_DIRECTIONS_
Drop the images; return everything else in the listing below exactly.

_TASK INPUTS_
+---+
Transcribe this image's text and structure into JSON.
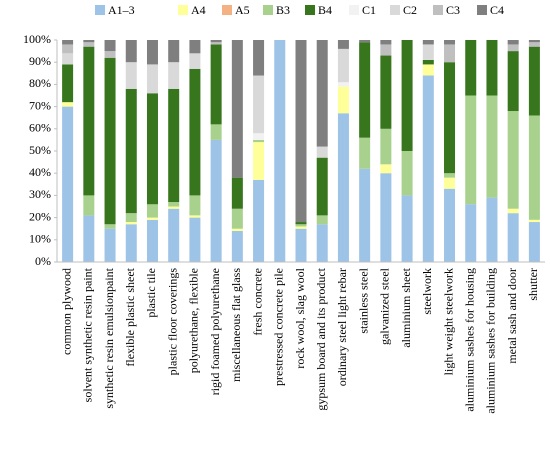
{
  "chart_data": {
    "type": "stacked_bar",
    "categories": [
      "common plywood",
      "solvent synthetic resin paint",
      "synthetic resin emulsionpaint",
      "flexible plastic sheet",
      "plastic tile",
      "plastic floor coverings",
      "polyurethane, flexible",
      "rigid foamed polyurethane",
      "miscellaneous flat glass",
      "fresh concrete",
      "prestressed concrete pile",
      "rock wool, slag wool",
      "gypsum board and its product",
      "ordinary steel light rebar",
      "stainless steel",
      "galvanized steel",
      "aluminium sheet",
      "steelwork",
      "light weight steelwork",
      "aluminium sashes for housing",
      "aluminium sashes for building",
      "metal sash and door",
      "shutter"
    ],
    "series": [
      {
        "name": "A1–3",
        "color": "#9dc3e6",
        "values": [
          70,
          21,
          15,
          17,
          19,
          24,
          20,
          55,
          14,
          37,
          100,
          15,
          17,
          67,
          42,
          40,
          30,
          84,
          33,
          26,
          29,
          22,
          18
        ]
      },
      {
        "name": "A4",
        "color": "#ffff99",
        "values": [
          2,
          0,
          0,
          1,
          1,
          1,
          1,
          0,
          1,
          17,
          0,
          1,
          0,
          12,
          0,
          4,
          0,
          5,
          5,
          0,
          0,
          2,
          1
        ]
      },
      {
        "name": "A5",
        "color": "#f4b183",
        "values": [
          0,
          0,
          0,
          0,
          0,
          0,
          0,
          0,
          0,
          0,
          0,
          0,
          0,
          0,
          0,
          0,
          0,
          0,
          0,
          0,
          0,
          0,
          0
        ]
      },
      {
        "name": "B3",
        "color": "#a9d18e",
        "values": [
          0,
          9,
          2,
          4,
          6,
          2,
          9,
          7,
          9,
          1,
          0,
          1,
          4,
          0,
          14,
          16,
          20,
          0,
          2,
          49,
          46,
          44,
          47
        ]
      },
      {
        "name": "B4",
        "color": "#38761d",
        "values": [
          17,
          67,
          75,
          56,
          50,
          51,
          57,
          36,
          14,
          0,
          0,
          1,
          26,
          0,
          43,
          33,
          50,
          2,
          50,
          25,
          25,
          27,
          31
        ]
      },
      {
        "name": "C1",
        "color": "#f2f2f2",
        "values": [
          0,
          0,
          0,
          0,
          0,
          0,
          0,
          0,
          0,
          3,
          0,
          0,
          0,
          2,
          0,
          0,
          0,
          0,
          0,
          0,
          0,
          0,
          0
        ]
      },
      {
        "name": "C2",
        "color": "#d9d9d9",
        "values": [
          5,
          0,
          0,
          12,
          13,
          12,
          7,
          0,
          0,
          26,
          0,
          0,
          5,
          15,
          0,
          0,
          0,
          7,
          0,
          0,
          0,
          0,
          0
        ]
      },
      {
        "name": "C3",
        "color": "#bfbfbf",
        "values": [
          4,
          2,
          3,
          0,
          0,
          0,
          0,
          1,
          0,
          0,
          0,
          0,
          0,
          0,
          0,
          5,
          0,
          0,
          8,
          0,
          0,
          3,
          2
        ]
      },
      {
        "name": "C4",
        "color": "#7f7f7f",
        "values": [
          2,
          1,
          5,
          10,
          11,
          10,
          6,
          1,
          62,
          16,
          0,
          82,
          48,
          4,
          1,
          2,
          0,
          2,
          2,
          0,
          0,
          2,
          1
        ]
      }
    ],
    "ylim": [
      0,
      100
    ],
    "yticks": [
      {
        "value": 0,
        "label": "0%"
      },
      {
        "value": 10,
        "label": "10%"
      },
      {
        "value": 20,
        "label": "20%"
      },
      {
        "value": 30,
        "label": "30%"
      },
      {
        "value": 40,
        "label": "40%"
      },
      {
        "value": 50,
        "label": "50%"
      },
      {
        "value": 60,
        "label": "60%"
      },
      {
        "value": 70,
        "label": "70%"
      },
      {
        "value": 80,
        "label": "80%"
      },
      {
        "value": 90,
        "label": "90%"
      },
      {
        "value": 100,
        "label": "100%"
      }
    ],
    "grid": false,
    "legend": "top"
  }
}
+---+
_THE SOLUTION_
Transcribe this image's text and structure into JSON.
{
  "chart_data": {
    "type": "stacked_bar",
    "categories": [
      "common plywood",
      "solvent synthetic resin paint",
      "synthetic resin emulsionpaint",
      "flexible plastic sheet",
      "plastic tile",
      "plastic floor coverings",
      "polyurethane, flexible",
      "rigid foamed polyurethane",
      "miscellaneous flat glass",
      "fresh concrete",
      "prestressed concrete pile",
      "rock wool, slag wool",
      "gypsum board and its product",
      "ordinary steel light rebar",
      "stainless steel",
      "galvanized steel",
      "aluminium sheet",
      "steelwork",
      "light weight steelwork",
      "aluminium sashes for housing",
      "aluminium sashes for building",
      "metal sash and door",
      "shutter"
    ],
    "series": [
      {
        "name": "A1–3",
        "color": "#9dc3e6",
        "values": [
          70,
          21,
          15,
          17,
          19,
          24,
          20,
          55,
          14,
          37,
          100,
          15,
          17,
          67,
          42,
          40,
          30,
          84,
          33,
          26,
          29,
          22,
          18
        ]
      },
      {
        "name": "A4",
        "color": "#ffff99",
        "values": [
          2,
          0,
          0,
          1,
          1,
          1,
          1,
          0,
          1,
          17,
          0,
          1,
          0,
          12,
          0,
          4,
          0,
          5,
          5,
          0,
          0,
          2,
          1
        ]
      },
      {
        "name": "A5",
        "color": "#f4b183",
        "values": [
          0,
          0,
          0,
          0,
          0,
          0,
          0,
          0,
          0,
          0,
          0,
          0,
          0,
          0,
          0,
          0,
          0,
          0,
          0,
          0,
          0,
          0,
          0
        ]
      },
      {
        "name": "B3",
        "color": "#a9d18e",
        "values": [
          0,
          9,
          2,
          4,
          6,
          2,
          9,
          7,
          9,
          1,
          0,
          1,
          4,
          0,
          14,
          16,
          20,
          0,
          2,
          49,
          46,
          44,
          47
        ]
      },
      {
        "name": "B4",
        "color": "#38761d",
        "values": [
          17,
          67,
          75,
          56,
          50,
          51,
          57,
          36,
          14,
          0,
          0,
          1,
          26,
          0,
          43,
          33,
          50,
          2,
          50,
          25,
          25,
          27,
          31
        ]
      },
      {
        "name": "C1",
        "color": "#f2f2f2",
        "values": [
          0,
          0,
          0,
          0,
          0,
          0,
          0,
          0,
          0,
          3,
          0,
          0,
          0,
          2,
          0,
          0,
          0,
          0,
          0,
          0,
          0,
          0,
          0
        ]
      },
      {
        "name": "C2",
        "color": "#d9d9d9",
        "values": [
          5,
          0,
          0,
          12,
          13,
          12,
          7,
          0,
          0,
          26,
          0,
          0,
          5,
          15,
          0,
          0,
          0,
          7,
          0,
          0,
          0,
          0,
          0
        ]
      },
      {
        "name": "C3",
        "color": "#bfbfbf",
        "values": [
          4,
          2,
          3,
          0,
          0,
          0,
          0,
          1,
          0,
          0,
          0,
          0,
          0,
          0,
          0,
          5,
          0,
          0,
          8,
          0,
          0,
          3,
          2
        ]
      },
      {
        "name": "C4",
        "color": "#7f7f7f",
        "values": [
          2,
          1,
          5,
          10,
          11,
          10,
          6,
          1,
          62,
          16,
          0,
          82,
          48,
          4,
          1,
          2,
          0,
          2,
          2,
          0,
          0,
          2,
          1
        ]
      }
    ],
    "ylim": [
      0,
      100
    ],
    "yticks": [
      {
        "value": 0,
        "label": "0%"
      },
      {
        "value": 10,
        "label": "10%"
      },
      {
        "value": 20,
        "label": "20%"
      },
      {
        "value": 30,
        "label": "30%"
      },
      {
        "value": 40,
        "label": "40%"
      },
      {
        "value": 50,
        "label": "50%"
      },
      {
        "value": 60,
        "label": "60%"
      },
      {
        "value": 70,
        "label": "70%"
      },
      {
        "value": 80,
        "label": "80%"
      },
      {
        "value": 90,
        "label": "90%"
      },
      {
        "value": 100,
        "label": "100%"
      }
    ],
    "grid": false,
    "legend": "top"
  }
}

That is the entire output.